* DIRECTIONS FOR THIS TASK: Transcribe all of the material exactly, except for its pictures.

* MATERIAL PROVIDED:
==============================
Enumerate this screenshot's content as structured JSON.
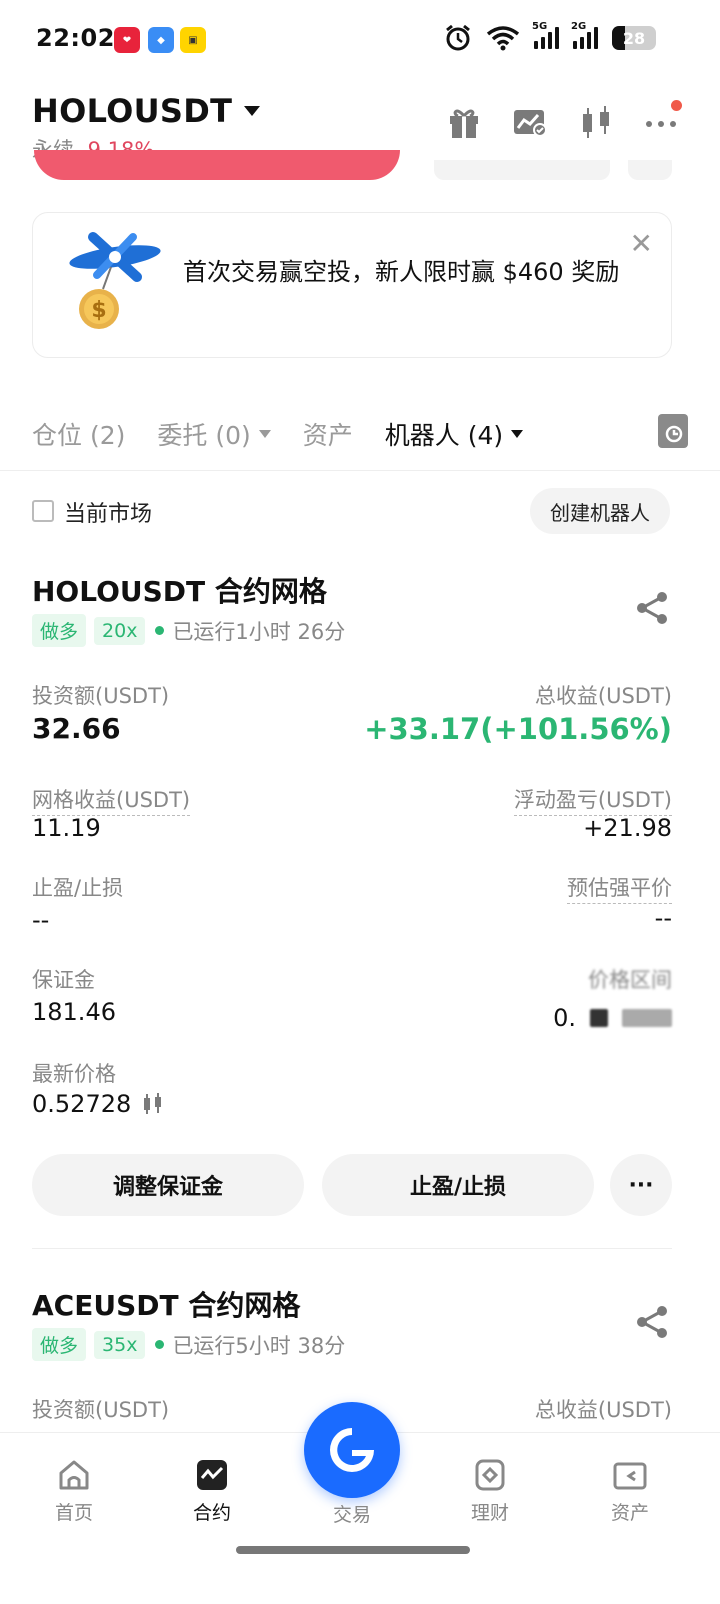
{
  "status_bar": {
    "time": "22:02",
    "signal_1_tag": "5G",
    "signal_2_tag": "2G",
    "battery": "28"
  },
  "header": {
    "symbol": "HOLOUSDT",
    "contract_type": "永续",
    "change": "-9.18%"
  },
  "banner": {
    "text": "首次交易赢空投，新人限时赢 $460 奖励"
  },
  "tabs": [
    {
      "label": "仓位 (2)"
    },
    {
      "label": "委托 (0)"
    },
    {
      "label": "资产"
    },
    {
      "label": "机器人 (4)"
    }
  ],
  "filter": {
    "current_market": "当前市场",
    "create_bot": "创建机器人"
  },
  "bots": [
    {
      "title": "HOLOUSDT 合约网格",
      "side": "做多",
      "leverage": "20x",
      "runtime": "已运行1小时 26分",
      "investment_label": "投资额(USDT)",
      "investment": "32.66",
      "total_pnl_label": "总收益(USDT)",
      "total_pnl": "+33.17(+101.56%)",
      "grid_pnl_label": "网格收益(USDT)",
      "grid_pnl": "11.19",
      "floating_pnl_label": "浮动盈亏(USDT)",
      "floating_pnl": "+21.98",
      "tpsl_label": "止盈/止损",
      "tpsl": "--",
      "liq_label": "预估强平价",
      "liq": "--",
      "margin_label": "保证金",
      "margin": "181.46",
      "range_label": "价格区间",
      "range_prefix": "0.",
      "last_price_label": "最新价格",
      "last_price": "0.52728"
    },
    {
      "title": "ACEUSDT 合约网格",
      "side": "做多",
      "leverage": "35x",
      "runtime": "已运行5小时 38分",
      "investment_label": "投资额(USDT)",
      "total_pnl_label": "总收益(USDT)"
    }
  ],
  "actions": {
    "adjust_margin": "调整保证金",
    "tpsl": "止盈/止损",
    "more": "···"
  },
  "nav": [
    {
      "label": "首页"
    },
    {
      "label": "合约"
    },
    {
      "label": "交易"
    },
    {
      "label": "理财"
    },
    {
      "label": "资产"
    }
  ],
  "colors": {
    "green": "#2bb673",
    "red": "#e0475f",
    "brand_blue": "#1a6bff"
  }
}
==============================
* COMPLETE ANSWER:
Enumerate this screenshot's content as structured JSON.
{
  "status_bar": {
    "time": "22:02",
    "signal_1_tag": "5G",
    "signal_2_tag": "2G",
    "battery": "28"
  },
  "header": {
    "symbol": "HOLOUSDT",
    "contract_type": "永续",
    "change": "-9.18%"
  },
  "banner": {
    "text": "首次交易赢空投，新人限时赢 $460 奖励"
  },
  "tabs": [
    {
      "label": "仓位 (2)"
    },
    {
      "label": "委托 (0)"
    },
    {
      "label": "资产"
    },
    {
      "label": "机器人 (4)"
    }
  ],
  "filter": {
    "current_market": "当前市场",
    "create_bot": "创建机器人"
  },
  "bots": [
    {
      "title": "HOLOUSDT 合约网格",
      "side": "做多",
      "leverage": "20x",
      "runtime": "已运行1小时 26分",
      "investment_label": "投资额(USDT)",
      "investment": "32.66",
      "total_pnl_label": "总收益(USDT)",
      "total_pnl": "+33.17(+101.56%)",
      "grid_pnl_label": "网格收益(USDT)",
      "grid_pnl": "11.19",
      "floating_pnl_label": "浮动盈亏(USDT)",
      "floating_pnl": "+21.98",
      "tpsl_label": "止盈/止损",
      "tpsl": "--",
      "liq_label": "预估强平价",
      "liq": "--",
      "margin_label": "保证金",
      "margin": "181.46",
      "range_label": "价格区间",
      "range_prefix": "0.",
      "last_price_label": "最新价格",
      "last_price": "0.52728"
    },
    {
      "title": "ACEUSDT 合约网格",
      "side": "做多",
      "leverage": "35x",
      "runtime": "已运行5小时 38分",
      "investment_label": "投资额(USDT)",
      "total_pnl_label": "总收益(USDT)"
    }
  ],
  "actions": {
    "adjust_margin": "调整保证金",
    "tpsl": "止盈/止损",
    "more": "···"
  },
  "nav": [
    {
      "label": "首页"
    },
    {
      "label": "合约"
    },
    {
      "label": "交易"
    },
    {
      "label": "理财"
    },
    {
      "label": "资产"
    }
  ],
  "colors": {
    "green": "#2bb673",
    "red": "#e0475f",
    "brand_blue": "#1a6bff"
  }
}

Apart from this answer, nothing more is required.